• **Work to complete**
Find every line in the records below that holds the word "JSON", and copy it out.

Dataset listings of figures
··········

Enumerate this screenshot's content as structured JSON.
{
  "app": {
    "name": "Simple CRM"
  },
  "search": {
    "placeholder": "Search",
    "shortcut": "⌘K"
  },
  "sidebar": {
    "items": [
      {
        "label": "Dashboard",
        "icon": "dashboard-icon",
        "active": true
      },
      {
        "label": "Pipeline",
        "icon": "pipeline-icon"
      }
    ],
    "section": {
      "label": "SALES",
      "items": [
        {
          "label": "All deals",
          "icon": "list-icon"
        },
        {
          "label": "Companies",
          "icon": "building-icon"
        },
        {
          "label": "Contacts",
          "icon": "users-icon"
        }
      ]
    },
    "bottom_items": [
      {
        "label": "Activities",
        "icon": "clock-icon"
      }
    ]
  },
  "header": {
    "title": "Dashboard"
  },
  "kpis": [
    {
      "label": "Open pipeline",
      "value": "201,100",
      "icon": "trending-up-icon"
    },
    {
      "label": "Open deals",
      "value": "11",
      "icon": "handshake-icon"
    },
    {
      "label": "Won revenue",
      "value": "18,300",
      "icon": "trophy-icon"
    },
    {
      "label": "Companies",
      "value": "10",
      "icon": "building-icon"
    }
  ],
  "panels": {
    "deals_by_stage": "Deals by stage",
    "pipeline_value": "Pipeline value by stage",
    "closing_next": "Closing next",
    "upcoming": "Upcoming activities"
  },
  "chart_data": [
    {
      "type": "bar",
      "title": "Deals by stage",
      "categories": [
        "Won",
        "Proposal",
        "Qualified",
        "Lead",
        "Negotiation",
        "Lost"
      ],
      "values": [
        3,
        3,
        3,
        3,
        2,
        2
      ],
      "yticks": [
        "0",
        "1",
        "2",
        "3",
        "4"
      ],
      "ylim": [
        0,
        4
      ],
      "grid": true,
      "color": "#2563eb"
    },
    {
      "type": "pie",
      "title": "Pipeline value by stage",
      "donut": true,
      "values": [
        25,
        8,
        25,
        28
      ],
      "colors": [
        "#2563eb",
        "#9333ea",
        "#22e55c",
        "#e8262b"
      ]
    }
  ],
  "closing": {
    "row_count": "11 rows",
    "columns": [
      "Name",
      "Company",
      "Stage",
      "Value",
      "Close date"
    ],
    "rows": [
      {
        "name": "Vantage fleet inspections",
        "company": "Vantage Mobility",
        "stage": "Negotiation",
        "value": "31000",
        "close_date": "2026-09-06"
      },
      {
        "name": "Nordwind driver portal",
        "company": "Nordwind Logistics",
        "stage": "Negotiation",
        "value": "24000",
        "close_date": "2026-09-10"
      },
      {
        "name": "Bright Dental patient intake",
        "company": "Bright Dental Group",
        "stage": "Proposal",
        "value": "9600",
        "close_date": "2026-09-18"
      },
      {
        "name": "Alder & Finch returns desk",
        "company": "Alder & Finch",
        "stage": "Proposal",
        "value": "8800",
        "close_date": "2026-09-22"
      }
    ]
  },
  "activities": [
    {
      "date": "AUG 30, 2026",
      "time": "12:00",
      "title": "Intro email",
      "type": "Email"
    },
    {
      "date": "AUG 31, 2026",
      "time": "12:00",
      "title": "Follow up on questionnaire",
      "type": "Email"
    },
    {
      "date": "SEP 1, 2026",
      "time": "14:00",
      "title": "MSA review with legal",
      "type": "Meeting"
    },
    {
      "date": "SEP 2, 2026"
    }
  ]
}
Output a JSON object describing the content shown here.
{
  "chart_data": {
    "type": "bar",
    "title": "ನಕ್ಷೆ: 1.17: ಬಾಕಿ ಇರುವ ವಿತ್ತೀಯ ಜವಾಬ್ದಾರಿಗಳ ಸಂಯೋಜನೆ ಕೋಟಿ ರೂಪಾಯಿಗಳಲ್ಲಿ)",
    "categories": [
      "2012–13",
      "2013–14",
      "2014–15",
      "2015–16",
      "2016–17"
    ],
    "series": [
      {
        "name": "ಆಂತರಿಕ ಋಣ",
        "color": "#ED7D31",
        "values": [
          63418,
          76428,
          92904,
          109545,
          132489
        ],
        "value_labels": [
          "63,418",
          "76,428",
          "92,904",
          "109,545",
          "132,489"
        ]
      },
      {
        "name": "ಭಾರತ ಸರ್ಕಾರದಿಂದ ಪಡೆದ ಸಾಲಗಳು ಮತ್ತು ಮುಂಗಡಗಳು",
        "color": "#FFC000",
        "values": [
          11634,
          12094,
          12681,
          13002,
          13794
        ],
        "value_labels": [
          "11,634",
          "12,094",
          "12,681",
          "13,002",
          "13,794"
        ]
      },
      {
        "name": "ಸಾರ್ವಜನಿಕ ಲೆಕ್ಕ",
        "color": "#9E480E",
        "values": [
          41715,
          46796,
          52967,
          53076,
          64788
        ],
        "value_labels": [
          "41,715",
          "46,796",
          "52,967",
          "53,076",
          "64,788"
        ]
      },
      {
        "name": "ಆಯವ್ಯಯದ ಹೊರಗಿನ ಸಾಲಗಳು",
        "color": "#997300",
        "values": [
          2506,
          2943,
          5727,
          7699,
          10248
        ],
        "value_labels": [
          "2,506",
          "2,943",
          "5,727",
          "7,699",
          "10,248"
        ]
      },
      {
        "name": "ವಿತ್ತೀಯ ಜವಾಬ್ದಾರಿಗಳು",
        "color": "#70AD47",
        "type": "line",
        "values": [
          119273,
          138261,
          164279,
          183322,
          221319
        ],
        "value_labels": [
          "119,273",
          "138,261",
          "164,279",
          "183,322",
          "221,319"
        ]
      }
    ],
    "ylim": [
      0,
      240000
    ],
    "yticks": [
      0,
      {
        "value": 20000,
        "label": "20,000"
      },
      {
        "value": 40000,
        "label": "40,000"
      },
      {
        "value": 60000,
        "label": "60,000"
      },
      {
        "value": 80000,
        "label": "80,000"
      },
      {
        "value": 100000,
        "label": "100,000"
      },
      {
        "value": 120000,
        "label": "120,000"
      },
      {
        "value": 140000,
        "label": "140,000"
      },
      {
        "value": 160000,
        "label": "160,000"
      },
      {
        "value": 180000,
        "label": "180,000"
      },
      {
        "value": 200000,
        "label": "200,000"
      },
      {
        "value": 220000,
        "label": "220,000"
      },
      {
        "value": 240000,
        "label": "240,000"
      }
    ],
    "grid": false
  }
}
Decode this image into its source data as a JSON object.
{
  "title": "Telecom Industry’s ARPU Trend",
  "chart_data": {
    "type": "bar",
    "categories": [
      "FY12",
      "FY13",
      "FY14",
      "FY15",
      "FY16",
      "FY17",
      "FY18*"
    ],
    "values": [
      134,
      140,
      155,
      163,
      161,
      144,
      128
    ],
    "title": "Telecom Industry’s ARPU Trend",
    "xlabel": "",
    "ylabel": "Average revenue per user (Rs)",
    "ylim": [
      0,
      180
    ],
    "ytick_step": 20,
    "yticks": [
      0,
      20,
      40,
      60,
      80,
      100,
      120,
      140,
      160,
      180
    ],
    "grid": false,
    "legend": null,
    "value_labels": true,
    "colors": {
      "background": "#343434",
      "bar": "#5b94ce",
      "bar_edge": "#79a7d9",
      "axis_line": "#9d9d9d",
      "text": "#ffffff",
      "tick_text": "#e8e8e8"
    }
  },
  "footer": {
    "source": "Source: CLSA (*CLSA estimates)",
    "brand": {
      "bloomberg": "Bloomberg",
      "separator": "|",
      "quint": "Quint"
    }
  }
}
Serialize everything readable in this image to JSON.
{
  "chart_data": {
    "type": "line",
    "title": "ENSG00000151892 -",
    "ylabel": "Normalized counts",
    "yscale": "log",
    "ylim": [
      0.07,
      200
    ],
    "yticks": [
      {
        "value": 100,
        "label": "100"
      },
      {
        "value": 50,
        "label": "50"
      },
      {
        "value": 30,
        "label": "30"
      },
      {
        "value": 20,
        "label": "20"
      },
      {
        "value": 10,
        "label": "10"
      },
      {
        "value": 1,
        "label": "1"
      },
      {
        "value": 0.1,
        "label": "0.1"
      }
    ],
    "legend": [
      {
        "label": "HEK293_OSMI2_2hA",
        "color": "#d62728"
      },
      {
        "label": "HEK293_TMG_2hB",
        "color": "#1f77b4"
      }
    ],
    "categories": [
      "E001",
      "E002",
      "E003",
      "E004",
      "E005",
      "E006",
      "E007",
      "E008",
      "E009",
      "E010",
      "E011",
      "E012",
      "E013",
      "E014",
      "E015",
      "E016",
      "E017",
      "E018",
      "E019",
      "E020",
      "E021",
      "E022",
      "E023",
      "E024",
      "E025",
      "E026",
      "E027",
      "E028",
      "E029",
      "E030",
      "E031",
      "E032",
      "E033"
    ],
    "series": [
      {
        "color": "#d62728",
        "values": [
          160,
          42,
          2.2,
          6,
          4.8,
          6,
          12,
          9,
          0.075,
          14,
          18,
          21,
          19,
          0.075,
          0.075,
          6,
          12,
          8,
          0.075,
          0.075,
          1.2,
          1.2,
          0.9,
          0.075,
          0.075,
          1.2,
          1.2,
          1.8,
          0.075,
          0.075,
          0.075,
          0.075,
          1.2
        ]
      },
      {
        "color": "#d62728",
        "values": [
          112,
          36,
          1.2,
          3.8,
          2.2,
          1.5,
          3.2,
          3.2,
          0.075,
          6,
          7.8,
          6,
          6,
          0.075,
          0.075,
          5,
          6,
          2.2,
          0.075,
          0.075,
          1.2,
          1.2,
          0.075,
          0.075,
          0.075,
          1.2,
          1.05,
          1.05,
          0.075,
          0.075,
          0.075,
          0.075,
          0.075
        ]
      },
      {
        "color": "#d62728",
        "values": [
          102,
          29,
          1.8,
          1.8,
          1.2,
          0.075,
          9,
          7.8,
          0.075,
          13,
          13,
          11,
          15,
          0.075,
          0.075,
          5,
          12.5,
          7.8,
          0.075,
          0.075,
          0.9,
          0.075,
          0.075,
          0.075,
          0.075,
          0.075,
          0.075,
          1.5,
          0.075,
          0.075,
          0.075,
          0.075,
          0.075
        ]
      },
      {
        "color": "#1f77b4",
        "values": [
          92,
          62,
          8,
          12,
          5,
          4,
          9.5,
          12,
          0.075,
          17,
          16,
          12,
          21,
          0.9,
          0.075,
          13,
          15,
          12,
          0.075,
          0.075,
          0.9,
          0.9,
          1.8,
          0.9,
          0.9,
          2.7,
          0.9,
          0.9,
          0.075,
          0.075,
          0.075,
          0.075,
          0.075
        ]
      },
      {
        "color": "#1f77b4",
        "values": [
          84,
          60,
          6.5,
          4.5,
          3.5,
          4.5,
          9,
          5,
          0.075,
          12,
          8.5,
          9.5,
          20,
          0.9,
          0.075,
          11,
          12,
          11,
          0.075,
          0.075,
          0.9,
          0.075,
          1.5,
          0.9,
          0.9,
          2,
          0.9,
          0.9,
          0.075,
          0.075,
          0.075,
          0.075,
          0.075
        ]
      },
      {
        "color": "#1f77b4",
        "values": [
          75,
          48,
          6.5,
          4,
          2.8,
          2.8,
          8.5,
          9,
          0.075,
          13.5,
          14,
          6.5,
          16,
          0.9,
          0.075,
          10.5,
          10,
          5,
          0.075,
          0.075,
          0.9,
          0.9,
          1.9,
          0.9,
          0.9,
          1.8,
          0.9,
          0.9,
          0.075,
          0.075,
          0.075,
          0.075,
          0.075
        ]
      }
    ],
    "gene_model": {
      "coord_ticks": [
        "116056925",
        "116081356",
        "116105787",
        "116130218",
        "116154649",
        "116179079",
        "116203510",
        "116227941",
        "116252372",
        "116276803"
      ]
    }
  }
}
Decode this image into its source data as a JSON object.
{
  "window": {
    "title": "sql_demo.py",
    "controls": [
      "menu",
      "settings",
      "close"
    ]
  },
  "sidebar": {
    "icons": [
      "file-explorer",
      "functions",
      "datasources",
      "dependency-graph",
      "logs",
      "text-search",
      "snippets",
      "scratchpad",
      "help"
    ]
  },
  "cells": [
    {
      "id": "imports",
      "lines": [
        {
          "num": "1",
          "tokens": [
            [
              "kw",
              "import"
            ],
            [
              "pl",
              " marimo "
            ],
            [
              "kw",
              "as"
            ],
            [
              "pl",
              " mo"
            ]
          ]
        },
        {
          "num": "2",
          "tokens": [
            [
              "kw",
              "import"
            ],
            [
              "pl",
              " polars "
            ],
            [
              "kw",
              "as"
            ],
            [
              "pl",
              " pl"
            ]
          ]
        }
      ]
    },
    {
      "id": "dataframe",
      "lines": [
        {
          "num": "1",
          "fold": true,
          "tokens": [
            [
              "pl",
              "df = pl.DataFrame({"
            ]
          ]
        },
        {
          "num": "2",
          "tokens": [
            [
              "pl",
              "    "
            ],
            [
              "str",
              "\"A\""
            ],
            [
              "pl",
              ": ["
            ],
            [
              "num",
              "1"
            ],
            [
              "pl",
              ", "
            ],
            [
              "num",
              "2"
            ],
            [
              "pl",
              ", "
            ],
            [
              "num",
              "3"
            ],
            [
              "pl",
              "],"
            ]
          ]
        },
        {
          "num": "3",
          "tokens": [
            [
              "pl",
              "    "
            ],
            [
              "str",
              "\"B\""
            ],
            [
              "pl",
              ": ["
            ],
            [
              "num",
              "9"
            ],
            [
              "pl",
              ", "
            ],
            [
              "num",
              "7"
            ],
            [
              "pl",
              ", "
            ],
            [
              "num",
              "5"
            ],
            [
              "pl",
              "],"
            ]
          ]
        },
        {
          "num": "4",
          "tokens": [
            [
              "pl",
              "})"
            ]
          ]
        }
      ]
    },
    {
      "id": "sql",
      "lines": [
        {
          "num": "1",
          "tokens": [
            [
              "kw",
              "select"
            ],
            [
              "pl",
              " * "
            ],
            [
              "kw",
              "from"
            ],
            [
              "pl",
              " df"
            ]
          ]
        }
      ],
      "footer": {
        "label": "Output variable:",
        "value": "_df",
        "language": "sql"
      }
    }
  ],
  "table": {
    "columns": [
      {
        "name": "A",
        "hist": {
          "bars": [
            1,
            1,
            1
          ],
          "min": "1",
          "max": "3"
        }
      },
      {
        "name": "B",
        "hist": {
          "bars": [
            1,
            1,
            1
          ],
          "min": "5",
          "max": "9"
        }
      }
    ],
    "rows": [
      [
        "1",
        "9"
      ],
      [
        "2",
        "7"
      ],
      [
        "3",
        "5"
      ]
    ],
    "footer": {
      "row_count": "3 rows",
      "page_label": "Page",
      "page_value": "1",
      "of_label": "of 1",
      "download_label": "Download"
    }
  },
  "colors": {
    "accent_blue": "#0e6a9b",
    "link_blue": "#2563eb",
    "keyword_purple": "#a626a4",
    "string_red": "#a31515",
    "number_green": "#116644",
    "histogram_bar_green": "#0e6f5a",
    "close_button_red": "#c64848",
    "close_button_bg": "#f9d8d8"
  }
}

··········

• **Answer**
Enumerate this screenshot's content as structured JSON.
Output a JSON object describing the content shown here.
Decode this image into its source data as a JSON object.
Serialize everything readable in this image to JSON.
Decode this image into its source data as a JSON object.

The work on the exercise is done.